For the records below, say how many lines contain the string "title". Give the number only.

— begin —

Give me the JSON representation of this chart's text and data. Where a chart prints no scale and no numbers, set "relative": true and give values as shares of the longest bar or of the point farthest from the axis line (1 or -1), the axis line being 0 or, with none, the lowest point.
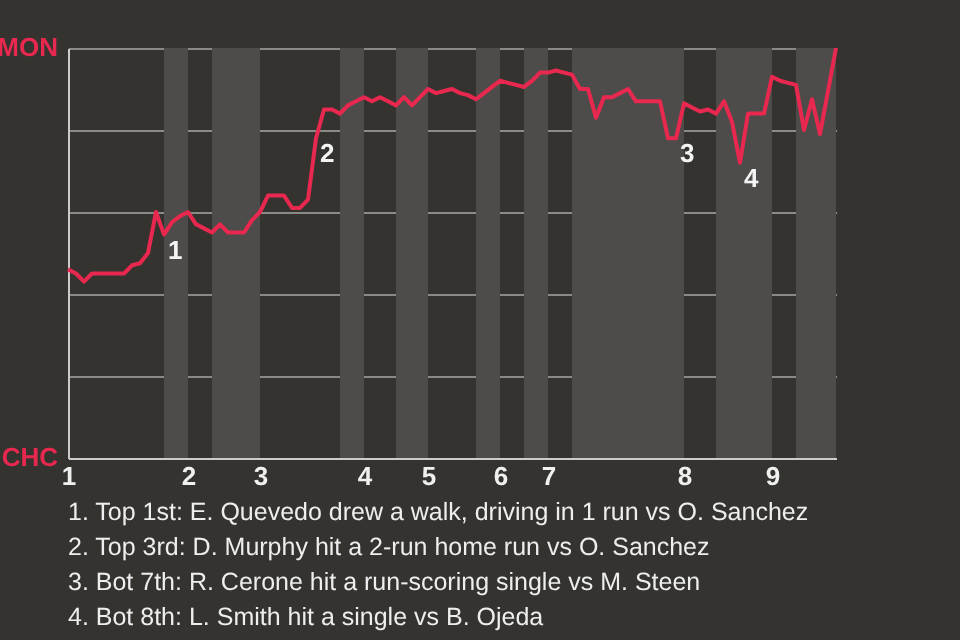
{
  "chart_data": {
    "type": "line",
    "categories": [
      "1",
      null,
      null,
      null,
      null,
      null,
      null,
      null,
      null,
      null,
      null,
      null,
      null,
      null,
      null,
      "2",
      null,
      null,
      null,
      null,
      null,
      null,
      null,
      null,
      "3",
      null,
      null,
      null,
      null,
      null,
      null,
      null,
      null,
      null,
      null,
      null,
      null,
      "4",
      null,
      null,
      null,
      null,
      null,
      null,
      null,
      "5",
      null,
      null,
      null,
      null,
      null,
      null,
      null,
      null,
      "6",
      null,
      null,
      null,
      null,
      null,
      "7",
      null,
      null,
      null,
      null,
      null,
      null,
      null,
      null,
      null,
      null,
      null,
      null,
      null,
      null,
      null,
      null,
      "8",
      null,
      null,
      null,
      null,
      null,
      null,
      null,
      null,
      null,
      null,
      "9",
      null,
      null,
      null,
      null,
      null,
      null,
      null,
      null
    ],
    "relative": true,
    "series": [
      {
        "color": "#e8284f",
        "values": [
          0.46,
          0.45,
          0.43,
          0.45,
          0.45,
          0.45,
          0.45,
          0.45,
          0.47,
          0.475,
          0.5,
          0.6,
          0.545,
          0.575,
          0.59,
          0.6,
          0.57,
          0.56,
          0.55,
          0.57,
          0.55,
          0.55,
          0.55,
          0.58,
          0.6,
          0.64,
          0.64,
          0.64,
          0.61,
          0.61,
          0.63,
          0.78,
          0.85,
          0.85,
          0.84,
          0.86,
          0.87,
          0.88,
          0.87,
          0.88,
          0.87,
          0.86,
          0.88,
          0.86,
          0.88,
          0.9,
          0.89,
          0.895,
          0.9,
          0.89,
          0.885,
          0.875,
          0.89,
          0.905,
          0.92,
          0.915,
          0.91,
          0.905,
          0.92,
          0.94,
          0.94,
          0.945,
          0.94,
          0.935,
          0.9,
          0.9,
          0.83,
          0.88,
          0.88,
          0.89,
          0.9,
          0.87,
          0.87,
          0.87,
          0.87,
          0.78,
          0.78,
          0.865,
          0.855,
          0.845,
          0.85,
          0.84,
          0.87,
          0.82,
          0.72,
          0.84,
          0.84,
          0.84,
          0.93,
          0.92,
          0.915,
          0.91,
          0.8,
          0.875,
          0.79,
          0.895,
          1.0
        ]
      }
    ],
    "grid": "y",
    "annotations": [
      "MON",
      "CHC",
      "1",
      "2",
      "3",
      "4",
      "1. Top 1st: E. Quevedo drew a walk, driving in 1 run vs O. Sanchez",
      "2. Top 3rd: D. Murphy hit a 2-run home run vs O. Sanchez",
      "3. Bot 7th: R. Cerone hit a run-scoring single vs M. Steen",
      "4. Bot 8th: L. Smith hit a single vs B. Ojeda"
    ]
  }
}
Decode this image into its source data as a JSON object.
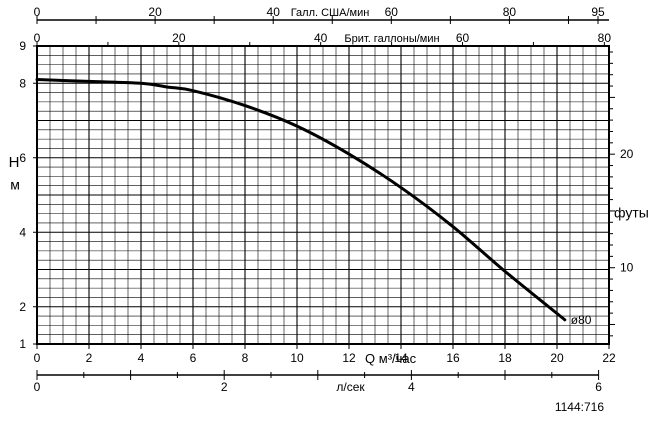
{
  "chart_data": {
    "type": "line",
    "title": "",
    "xlabel": "Q м³/час",
    "ylabel_left": {
      "line1": "Н",
      "line2": "м"
    },
    "ylabel_right": "футы",
    "xlim": [
      0,
      22
    ],
    "ylim": [
      1,
      9
    ],
    "x_ticks": [
      "0",
      "2",
      "4",
      "6",
      "8",
      "10",
      "12",
      "14",
      "16",
      "18",
      "20",
      "22"
    ],
    "y_ticks_left": [
      "1",
      "2",
      "4",
      "6",
      "8",
      "9"
    ],
    "y_ticks_right": [
      "10",
      "20"
    ],
    "top_axis_us": {
      "label": "Галл. США/мин",
      "ticks": [
        "0",
        "20",
        "40",
        "60",
        "80",
        "95"
      ]
    },
    "top_axis_uk": {
      "label": "Брит. галлоны/мин",
      "ticks": [
        "0",
        "20",
        "40",
        "60",
        "80"
      ]
    },
    "bottom_axis_lsec": {
      "label": "л/сек",
      "ticks": [
        "0",
        "2",
        "4",
        "6"
      ]
    },
    "series": [
      {
        "name": "ø80",
        "x": [
          0,
          2,
          4,
          5,
          6,
          8,
          10,
          12,
          14,
          16,
          18,
          20.3
        ],
        "y": [
          8.1,
          8.05,
          8.0,
          7.9,
          7.8,
          7.4,
          6.85,
          6.1,
          5.2,
          4.15,
          2.95,
          1.65
        ]
      }
    ],
    "grid": true,
    "figure_code": "1144:716"
  }
}
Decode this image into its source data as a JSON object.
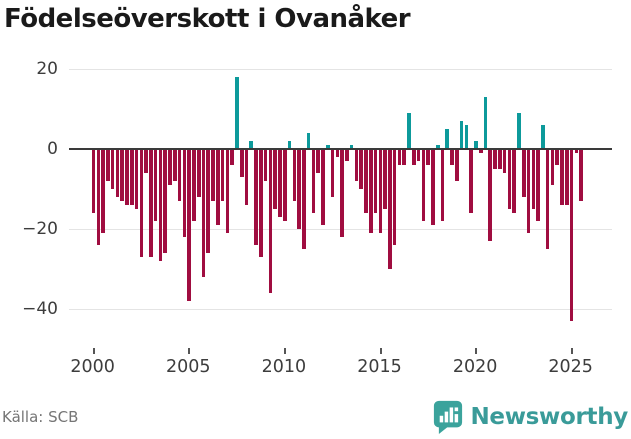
{
  "title": "Födelseöverskott i Ovanåker",
  "source": "Källa: SCB",
  "brand": {
    "name": "Newsworthy",
    "icon": "newsworthy-speech-bubble-bars-icon",
    "icon_bg_color": "#3ba39c",
    "text_color": "#3a9b99"
  },
  "chart_data": {
    "type": "bar",
    "title": "Födelseöverskott i Ovanåker",
    "frequency": "quarterly",
    "x_start": "2000-Q1",
    "x_end": "2025-Q3",
    "xlabel": "",
    "ylabel": "",
    "ylim": [
      -45,
      22
    ],
    "y_ticks": [
      20,
      0,
      -20,
      -40
    ],
    "y_tick_labels": [
      "20",
      "0",
      "−20",
      "−40"
    ],
    "x_ticks": [
      2000,
      2005,
      2010,
      2015,
      2020,
      2025
    ],
    "grid": "horizontal",
    "legend": "none",
    "positive_color": "#0d9a9b",
    "negative_color": "#a00d40",
    "values_by_year": {
      "2000": [
        -16,
        -24,
        -21,
        -8
      ],
      "2001": [
        -10,
        -12,
        -13,
        -14
      ],
      "2002": [
        -14,
        -15,
        -27,
        -6
      ],
      "2003": [
        -27,
        -18,
        -28,
        -26
      ],
      "2004": [
        -9,
        -8,
        -13,
        -22
      ],
      "2005": [
        -38,
        -18,
        -12,
        -32
      ],
      "2006": [
        -26,
        -13,
        -19,
        -13
      ],
      "2007": [
        -21,
        -4,
        18,
        -7
      ],
      "2008": [
        -14,
        2,
        -24,
        -27
      ],
      "2009": [
        -8,
        -36,
        -15,
        -17
      ],
      "2010": [
        -18,
        2,
        -13,
        -20
      ],
      "2011": [
        -25,
        4,
        -16,
        -6
      ],
      "2012": [
        -19,
        1,
        -12,
        -2
      ],
      "2013": [
        -22,
        -3,
        1,
        -8
      ],
      "2014": [
        -10,
        -16,
        -21,
        -16
      ],
      "2015": [
        -21,
        -15,
        -30,
        -24
      ],
      "2016": [
        -4,
        -4,
        9,
        -4
      ],
      "2017": [
        -3,
        -18,
        -4,
        -19
      ],
      "2018": [
        1,
        -18,
        5,
        -4
      ],
      "2019": [
        -8,
        7,
        6,
        -16
      ],
      "2020": [
        2,
        -1,
        13,
        -23
      ],
      "2021": [
        -5,
        -5,
        -6,
        -15
      ],
      "2022": [
        -16,
        9,
        -12,
        -21
      ],
      "2023": [
        -15,
        -18,
        6,
        -25
      ],
      "2024": [
        -9,
        -4,
        -14,
        -14
      ],
      "2025": [
        -43,
        -1,
        -13
      ]
    }
  }
}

— end —

> _EXERCISE ANSWER_
3